_What you will do_.
Extract each line where the string "JSON" shows up.

— Start —

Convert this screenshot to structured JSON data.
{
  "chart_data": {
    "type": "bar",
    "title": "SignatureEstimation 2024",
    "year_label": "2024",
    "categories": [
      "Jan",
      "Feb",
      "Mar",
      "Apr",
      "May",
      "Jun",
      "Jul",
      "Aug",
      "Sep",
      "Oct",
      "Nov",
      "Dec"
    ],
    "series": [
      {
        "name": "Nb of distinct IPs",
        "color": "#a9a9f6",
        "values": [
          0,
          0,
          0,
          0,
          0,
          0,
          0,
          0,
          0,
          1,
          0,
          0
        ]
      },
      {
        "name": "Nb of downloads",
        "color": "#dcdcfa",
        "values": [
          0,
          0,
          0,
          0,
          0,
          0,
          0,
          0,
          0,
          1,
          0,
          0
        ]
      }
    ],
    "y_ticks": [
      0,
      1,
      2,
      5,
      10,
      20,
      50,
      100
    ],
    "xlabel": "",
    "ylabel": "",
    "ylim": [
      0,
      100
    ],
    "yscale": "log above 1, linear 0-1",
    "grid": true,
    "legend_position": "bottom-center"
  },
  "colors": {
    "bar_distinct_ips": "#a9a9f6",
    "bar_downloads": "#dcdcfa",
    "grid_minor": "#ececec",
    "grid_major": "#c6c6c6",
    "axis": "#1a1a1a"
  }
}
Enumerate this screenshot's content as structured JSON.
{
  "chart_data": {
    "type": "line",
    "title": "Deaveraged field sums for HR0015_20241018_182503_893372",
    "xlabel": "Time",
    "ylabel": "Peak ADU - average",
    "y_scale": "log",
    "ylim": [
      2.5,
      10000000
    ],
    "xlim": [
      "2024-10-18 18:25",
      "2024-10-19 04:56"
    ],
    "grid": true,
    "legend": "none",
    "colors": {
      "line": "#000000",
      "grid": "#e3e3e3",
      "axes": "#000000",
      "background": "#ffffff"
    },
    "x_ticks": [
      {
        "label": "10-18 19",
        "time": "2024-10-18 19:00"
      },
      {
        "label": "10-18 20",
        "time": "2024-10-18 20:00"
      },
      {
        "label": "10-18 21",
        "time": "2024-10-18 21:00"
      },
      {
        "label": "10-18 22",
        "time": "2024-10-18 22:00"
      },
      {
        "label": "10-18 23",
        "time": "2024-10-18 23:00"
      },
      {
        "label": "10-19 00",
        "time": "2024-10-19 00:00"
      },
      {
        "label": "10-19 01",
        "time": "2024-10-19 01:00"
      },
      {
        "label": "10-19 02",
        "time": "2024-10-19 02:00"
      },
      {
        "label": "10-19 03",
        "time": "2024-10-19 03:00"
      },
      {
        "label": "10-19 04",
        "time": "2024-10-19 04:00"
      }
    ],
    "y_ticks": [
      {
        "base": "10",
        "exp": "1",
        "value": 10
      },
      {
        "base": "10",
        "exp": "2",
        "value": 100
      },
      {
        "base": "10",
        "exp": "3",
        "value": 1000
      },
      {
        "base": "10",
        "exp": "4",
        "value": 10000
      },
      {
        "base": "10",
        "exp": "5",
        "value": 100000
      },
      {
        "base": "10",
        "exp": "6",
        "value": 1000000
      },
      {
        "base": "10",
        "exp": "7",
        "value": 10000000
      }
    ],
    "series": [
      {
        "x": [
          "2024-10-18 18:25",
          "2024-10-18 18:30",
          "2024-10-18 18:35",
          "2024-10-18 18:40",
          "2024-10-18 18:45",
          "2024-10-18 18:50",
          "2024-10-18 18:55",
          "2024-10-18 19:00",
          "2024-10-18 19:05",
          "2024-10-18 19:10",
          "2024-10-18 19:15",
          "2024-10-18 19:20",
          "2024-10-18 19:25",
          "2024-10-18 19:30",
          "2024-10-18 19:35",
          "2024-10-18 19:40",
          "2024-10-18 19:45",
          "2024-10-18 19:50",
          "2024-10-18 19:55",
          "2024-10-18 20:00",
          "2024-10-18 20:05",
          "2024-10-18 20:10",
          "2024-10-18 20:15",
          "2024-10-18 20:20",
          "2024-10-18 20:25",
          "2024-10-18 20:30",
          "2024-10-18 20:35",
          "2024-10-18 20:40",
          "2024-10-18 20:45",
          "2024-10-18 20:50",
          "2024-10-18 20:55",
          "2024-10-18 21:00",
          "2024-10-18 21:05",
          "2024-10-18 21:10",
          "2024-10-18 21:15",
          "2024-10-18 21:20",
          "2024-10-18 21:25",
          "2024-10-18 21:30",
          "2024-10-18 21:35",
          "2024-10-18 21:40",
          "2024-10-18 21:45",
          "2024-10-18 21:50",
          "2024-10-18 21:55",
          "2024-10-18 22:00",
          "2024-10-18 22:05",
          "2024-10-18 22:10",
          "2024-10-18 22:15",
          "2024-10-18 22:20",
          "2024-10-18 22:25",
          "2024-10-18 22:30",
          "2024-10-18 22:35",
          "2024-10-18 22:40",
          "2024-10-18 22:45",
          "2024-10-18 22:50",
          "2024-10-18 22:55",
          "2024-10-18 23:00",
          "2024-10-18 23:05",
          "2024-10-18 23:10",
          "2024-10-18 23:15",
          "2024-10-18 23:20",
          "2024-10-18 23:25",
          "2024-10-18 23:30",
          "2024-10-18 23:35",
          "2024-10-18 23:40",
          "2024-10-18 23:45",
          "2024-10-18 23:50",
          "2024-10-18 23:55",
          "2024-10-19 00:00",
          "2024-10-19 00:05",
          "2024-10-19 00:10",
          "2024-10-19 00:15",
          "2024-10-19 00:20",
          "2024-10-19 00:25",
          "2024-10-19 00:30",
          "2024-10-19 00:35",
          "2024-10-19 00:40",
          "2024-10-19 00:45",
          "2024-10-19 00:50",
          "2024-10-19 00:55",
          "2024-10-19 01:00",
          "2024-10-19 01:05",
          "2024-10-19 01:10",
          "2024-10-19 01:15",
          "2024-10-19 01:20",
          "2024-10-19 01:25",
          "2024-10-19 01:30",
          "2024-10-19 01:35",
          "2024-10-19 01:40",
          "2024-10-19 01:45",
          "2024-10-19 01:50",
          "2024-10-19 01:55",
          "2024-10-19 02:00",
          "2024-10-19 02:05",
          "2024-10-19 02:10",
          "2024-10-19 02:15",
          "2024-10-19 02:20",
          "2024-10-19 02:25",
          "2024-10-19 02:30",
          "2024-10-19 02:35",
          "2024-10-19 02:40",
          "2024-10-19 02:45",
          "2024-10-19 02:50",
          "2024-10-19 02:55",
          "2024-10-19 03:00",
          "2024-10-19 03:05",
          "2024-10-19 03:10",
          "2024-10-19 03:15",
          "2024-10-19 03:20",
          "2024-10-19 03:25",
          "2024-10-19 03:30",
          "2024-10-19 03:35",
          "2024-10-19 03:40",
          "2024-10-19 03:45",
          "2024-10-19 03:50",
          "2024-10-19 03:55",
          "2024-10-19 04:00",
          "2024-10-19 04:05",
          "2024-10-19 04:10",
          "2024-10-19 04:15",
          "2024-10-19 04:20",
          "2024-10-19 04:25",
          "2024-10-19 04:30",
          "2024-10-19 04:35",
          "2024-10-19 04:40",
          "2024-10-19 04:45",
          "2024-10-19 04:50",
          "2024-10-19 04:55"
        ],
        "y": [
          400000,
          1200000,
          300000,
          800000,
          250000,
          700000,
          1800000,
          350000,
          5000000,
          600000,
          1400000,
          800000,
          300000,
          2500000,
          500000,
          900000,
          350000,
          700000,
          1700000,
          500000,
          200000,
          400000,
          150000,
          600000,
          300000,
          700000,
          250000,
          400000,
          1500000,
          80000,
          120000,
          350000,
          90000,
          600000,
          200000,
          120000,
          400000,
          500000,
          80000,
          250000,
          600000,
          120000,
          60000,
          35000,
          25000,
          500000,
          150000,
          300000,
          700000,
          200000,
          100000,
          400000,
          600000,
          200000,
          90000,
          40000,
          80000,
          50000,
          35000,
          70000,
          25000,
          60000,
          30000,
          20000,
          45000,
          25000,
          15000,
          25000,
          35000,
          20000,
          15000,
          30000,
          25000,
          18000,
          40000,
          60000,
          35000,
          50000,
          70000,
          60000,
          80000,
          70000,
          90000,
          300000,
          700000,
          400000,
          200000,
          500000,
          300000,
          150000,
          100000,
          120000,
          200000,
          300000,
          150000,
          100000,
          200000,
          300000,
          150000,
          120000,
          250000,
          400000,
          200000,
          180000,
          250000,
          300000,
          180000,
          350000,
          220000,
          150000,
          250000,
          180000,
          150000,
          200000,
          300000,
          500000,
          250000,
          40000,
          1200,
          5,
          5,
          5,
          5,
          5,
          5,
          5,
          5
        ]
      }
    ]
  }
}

— End —

_Completed exercise_.
Convert this screenshot to structured JSON data.
Enumerate this screenshot's content as structured JSON.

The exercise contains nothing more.